Extract all lines in the data that contain the word "compensation".

━━━━━━

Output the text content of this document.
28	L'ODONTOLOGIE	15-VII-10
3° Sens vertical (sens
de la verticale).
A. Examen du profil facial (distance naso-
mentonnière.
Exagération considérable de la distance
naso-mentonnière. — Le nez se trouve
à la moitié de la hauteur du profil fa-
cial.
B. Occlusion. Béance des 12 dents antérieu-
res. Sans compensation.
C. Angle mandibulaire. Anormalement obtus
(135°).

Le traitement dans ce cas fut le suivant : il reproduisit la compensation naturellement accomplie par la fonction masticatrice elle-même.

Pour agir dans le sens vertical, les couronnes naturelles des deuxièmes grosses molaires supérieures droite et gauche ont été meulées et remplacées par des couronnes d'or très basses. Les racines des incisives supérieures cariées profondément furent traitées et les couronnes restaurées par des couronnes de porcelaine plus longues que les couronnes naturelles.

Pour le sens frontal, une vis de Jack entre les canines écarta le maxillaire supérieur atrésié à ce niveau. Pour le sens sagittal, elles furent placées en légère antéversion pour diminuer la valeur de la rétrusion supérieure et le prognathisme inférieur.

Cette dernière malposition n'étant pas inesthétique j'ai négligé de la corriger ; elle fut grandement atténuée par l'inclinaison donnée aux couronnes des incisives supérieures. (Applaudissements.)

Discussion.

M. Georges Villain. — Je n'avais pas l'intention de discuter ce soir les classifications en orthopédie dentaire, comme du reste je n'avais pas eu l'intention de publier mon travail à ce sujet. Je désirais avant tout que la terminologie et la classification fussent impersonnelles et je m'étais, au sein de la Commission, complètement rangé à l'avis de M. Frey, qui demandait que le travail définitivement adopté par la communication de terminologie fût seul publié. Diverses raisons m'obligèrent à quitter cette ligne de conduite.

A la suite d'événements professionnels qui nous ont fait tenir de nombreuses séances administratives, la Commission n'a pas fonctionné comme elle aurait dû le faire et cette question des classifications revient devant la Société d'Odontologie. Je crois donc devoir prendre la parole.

━━━━━━

TASK OUTPUT:
res. Sans compensation.
Le traitement dans ce cas fut le suivant : il reproduisit la compensation naturellement accomplie par la fonction masticatrice elle-même.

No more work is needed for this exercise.